SHORT TASK: Extract the full set of records that follows, word for word.

(Stored entries)
* BEGIN *
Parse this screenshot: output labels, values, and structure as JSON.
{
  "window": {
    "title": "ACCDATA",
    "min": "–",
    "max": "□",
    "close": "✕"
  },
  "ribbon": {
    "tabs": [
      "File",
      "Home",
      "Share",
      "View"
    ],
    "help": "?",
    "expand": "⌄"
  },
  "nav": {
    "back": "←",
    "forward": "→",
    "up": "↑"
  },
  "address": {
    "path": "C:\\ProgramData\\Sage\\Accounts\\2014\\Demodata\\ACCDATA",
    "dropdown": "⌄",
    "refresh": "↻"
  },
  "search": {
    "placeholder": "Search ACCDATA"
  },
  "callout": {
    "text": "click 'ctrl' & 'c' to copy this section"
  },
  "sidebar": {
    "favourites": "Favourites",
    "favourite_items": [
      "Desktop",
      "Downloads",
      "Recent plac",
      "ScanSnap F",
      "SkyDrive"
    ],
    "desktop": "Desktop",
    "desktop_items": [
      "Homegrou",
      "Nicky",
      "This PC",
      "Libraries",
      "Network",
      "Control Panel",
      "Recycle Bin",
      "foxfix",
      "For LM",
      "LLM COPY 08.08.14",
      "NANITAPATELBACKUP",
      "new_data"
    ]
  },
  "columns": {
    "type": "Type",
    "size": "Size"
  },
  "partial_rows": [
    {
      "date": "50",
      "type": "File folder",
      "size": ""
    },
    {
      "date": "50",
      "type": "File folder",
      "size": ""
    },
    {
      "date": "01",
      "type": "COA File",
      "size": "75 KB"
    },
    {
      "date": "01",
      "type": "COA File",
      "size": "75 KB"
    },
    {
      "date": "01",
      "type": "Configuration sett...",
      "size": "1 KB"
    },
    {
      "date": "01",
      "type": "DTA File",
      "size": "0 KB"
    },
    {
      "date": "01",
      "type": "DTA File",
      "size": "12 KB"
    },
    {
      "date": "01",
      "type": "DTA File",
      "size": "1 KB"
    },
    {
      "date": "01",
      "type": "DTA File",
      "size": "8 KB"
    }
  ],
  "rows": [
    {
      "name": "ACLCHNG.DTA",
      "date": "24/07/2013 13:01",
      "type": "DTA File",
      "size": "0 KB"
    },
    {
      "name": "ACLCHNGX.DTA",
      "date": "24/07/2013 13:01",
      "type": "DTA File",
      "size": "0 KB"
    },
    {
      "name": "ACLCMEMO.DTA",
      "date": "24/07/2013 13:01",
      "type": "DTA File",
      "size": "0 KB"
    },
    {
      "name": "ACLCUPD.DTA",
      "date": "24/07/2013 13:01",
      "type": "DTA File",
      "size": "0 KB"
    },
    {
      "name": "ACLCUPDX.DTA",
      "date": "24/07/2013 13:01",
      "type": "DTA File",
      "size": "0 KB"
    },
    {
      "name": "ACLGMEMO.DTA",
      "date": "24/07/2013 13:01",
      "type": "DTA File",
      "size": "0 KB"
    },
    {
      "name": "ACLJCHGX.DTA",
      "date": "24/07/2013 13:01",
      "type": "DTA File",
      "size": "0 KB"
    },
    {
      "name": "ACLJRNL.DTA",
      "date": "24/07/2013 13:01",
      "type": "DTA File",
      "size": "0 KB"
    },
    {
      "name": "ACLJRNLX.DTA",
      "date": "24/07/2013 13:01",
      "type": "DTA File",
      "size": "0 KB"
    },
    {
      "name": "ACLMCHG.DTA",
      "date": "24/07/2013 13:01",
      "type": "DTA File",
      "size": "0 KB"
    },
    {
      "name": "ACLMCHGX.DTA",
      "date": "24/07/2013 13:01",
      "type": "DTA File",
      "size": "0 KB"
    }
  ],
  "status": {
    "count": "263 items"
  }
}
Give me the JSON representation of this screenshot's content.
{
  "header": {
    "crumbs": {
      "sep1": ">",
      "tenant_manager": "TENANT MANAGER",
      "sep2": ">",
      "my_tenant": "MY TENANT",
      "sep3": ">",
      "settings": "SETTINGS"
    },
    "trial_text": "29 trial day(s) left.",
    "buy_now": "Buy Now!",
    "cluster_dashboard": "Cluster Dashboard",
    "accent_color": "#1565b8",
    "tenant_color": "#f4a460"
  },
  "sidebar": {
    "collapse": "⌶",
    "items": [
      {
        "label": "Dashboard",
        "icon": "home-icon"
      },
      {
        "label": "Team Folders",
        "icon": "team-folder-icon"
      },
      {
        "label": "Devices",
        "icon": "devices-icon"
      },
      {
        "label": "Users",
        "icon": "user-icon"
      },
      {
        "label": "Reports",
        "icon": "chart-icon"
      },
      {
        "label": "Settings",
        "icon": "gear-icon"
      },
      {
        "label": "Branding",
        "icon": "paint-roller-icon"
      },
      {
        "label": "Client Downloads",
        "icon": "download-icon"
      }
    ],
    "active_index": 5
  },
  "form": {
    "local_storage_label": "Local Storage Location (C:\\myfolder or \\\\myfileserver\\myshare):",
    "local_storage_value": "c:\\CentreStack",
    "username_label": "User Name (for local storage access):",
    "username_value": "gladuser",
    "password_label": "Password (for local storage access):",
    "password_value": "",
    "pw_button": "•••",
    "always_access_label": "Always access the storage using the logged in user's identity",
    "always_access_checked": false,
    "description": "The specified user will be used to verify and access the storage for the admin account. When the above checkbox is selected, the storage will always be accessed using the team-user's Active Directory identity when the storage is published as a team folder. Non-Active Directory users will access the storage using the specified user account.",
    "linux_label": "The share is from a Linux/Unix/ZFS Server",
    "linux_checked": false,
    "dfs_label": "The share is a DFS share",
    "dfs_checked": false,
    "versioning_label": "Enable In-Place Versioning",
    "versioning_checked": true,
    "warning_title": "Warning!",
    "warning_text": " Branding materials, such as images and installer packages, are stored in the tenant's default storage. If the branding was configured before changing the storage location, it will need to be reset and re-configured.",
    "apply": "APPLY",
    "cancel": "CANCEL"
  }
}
* END *
EXERCISE ANSWER:
Parse this screenshot: output labels, values, and structure as JSON.
{
  "window": {
    "title": "ACCDATA",
    "min": "–",
    "max": "□",
    "close": "✕"
  },
  "ribbon": {
    "tabs": [
      "File",
      "Home",
      "Share",
      "View"
    ],
    "help": "?",
    "expand": "⌄"
  },
  "nav": {
    "back": "←",
    "forward": "→",
    "up": "↑"
  },
  "address": {
    "path": "C:\\ProgramData\\Sage\\Accounts\\2014\\Demodata\\ACCDATA",
    "dropdown": "⌄",
    "refresh": "↻"
  },
  "search": {
    "placeholder": "Search ACCDATA"
  },
  "callout": {
    "text": "click 'ctrl' & 'c' to copy this section"
  },
  "sidebar": {
    "favourites": "Favourites",
    "favourite_items": [
      "Desktop",
      "Downloads",
      "Recent plac",
      "ScanSnap F",
      "SkyDrive"
    ],
    "desktop": "Desktop",
    "desktop_items": [
      "Homegrou",
      "Nicky",
      "This PC",
      "Libraries",
      "Network",
      "Control Panel",
      "Recycle Bin",
      "foxfix",
      "For LM",
      "LLM COPY 08.08.14",
      "NANITAPATELBACKUP",
      "new_data"
    ]
  },
  "columns": {
    "type": "Type",
    "size": "Size"
  },
  "partial_rows": [
    {
      "date": "50",
      "type": "File folder",
      "size": ""
    },
    {
      "date": "50",
      "type": "File folder",
      "size": ""
    },
    {
      "date": "01",
      "type": "COA File",
      "size": "75 KB"
    },
    {
      "date": "01",
      "type": "COA File",
      "size": "75 KB"
    },
    {
      "date": "01",
      "type": "Configuration sett...",
      "size": "1 KB"
    },
    {
      "date": "01",
      "type": "DTA File",
      "size": "0 KB"
    },
    {
      "date": "01",
      "type": "DTA File",
      "size": "12 KB"
    },
    {
      "date": "01",
      "type": "DTA File",
      "size": "1 KB"
    },
    {
      "date": "01",
      "type": "DTA File",
      "size": "8 KB"
    }
  ],
  "rows": [
    {
      "name": "ACLCHNG.DTA",
      "date": "24/07/2013 13:01",
      "type": "DTA File",
      "size": "0 KB"
    },
    {
      "name": "ACLCHNGX.DTA",
      "date": "24/07/2013 13:01",
      "type": "DTA File",
      "size": "0 KB"
    },
    {
      "name": "ACLCMEMO.DTA",
      "date": "24/07/2013 13:01",
      "type": "DTA File",
      "size": "0 KB"
    },
    {
      "name": "ACLCUPD.DTA",
      "date": "24/07/2013 13:01",
      "type": "DTA File",
      "size": "0 KB"
    },
    {
      "name": "ACLCUPDX.DTA",
      "date": "24/07/2013 13:01",
      "type": "DTA File",
      "size": "0 KB"
    },
    {
      "name": "ACLGMEMO.DTA",
      "date": "24/07/2013 13:01",
      "type": "DTA File",
      "size": "0 KB"
    },
    {
      "name": "ACLJCHGX.DTA",
      "date": "24/07/2013 13:01",
      "type": "DTA File",
      "size": "0 KB"
    },
    {
      "name": "ACLJRNL.DTA",
      "date": "24/07/2013 13:01",
      "type": "DTA File",
      "size": "0 KB"
    },
    {
      "name": "ACLJRNLX.DTA",
      "date": "24/07/2013 13:01",
      "type": "DTA File",
      "size": "0 KB"
    },
    {
      "name": "ACLMCHG.DTA",
      "date": "24/07/2013 13:01",
      "type": "DTA File",
      "size": "0 KB"
    },
    {
      "name": "ACLMCHGX.DTA",
      "date": "24/07/2013 13:01",
      "type": "DTA File",
      "size": "0 KB"
    }
  ],
  "status": {
    "count": "263 items"
  }
}
Give me the JSON representation of this screenshot's content.
{
  "header": {
    "crumbs": {
      "sep1": ">",
      "tenant_manager": "TENANT MANAGER",
      "sep2": ">",
      "my_tenant": "MY TENANT",
      "sep3": ">",
      "settings": "SETTINGS"
    },
    "trial_text": "29 trial day(s) left.",
    "buy_now": "Buy Now!",
    "cluster_dashboard": "Cluster Dashboard",
    "accent_color": "#1565b8",
    "tenant_color": "#f4a460"
  },
  "sidebar": {
    "collapse": "⌶",
    "items": [
      {
        "label": "Dashboard",
        "icon": "home-icon"
      },
      {
        "label": "Team Folders",
        "icon": "team-folder-icon"
      },
      {
        "label": "Devices",
        "icon": "devices-icon"
      },
      {
        "label": "Users",
        "icon": "user-icon"
      },
      {
        "label": "Reports",
        "icon": "chart-icon"
      },
      {
        "label": "Settings",
        "icon": "gear-icon"
      },
      {
        "label": "Branding",
        "icon": "paint-roller-icon"
      },
      {
        "label": "Client Downloads",
        "icon": "download-icon"
      }
    ],
    "active_index": 5
  },
  "form": {
    "local_storage_label": "Local Storage Location (C:\\myfolder or \\\\myfileserver\\myshare):",
    "local_storage_value": "c:\\CentreStack",
    "username_label": "User Name (for local storage access):",
    "username_value": "gladuser",
    "password_label": "Password (for local storage access):",
    "password_value": "",
    "pw_button": "•••",
    "always_access_label": "Always access the storage using the logged in user's identity",
    "always_access_checked": false,
    "description": "The specified user will be used to verify and access the storage for the admin account. When the above checkbox is selected, the storage will always be accessed using the team-user's Active Directory identity when the storage is published as a team folder. Non-Active Directory users will access the storage using the specified user account.",
    "linux_label": "The share is from a Linux/Unix/ZFS Server",
    "linux_checked": false,
    "dfs_label": "The share is a DFS share",
    "dfs_checked": false,
    "versioning_label": "Enable In-Place Versioning",
    "versioning_checked": true,
    "warning_title": "Warning!",
    "warning_text": " Branding materials, such as images and installer packages, are stored in the tenant's default storage. If the branding was configured before changing the storage location, it will need to be reset and re-configured.",
    "apply": "APPLY",
    "cancel": "CANCEL"
  }
}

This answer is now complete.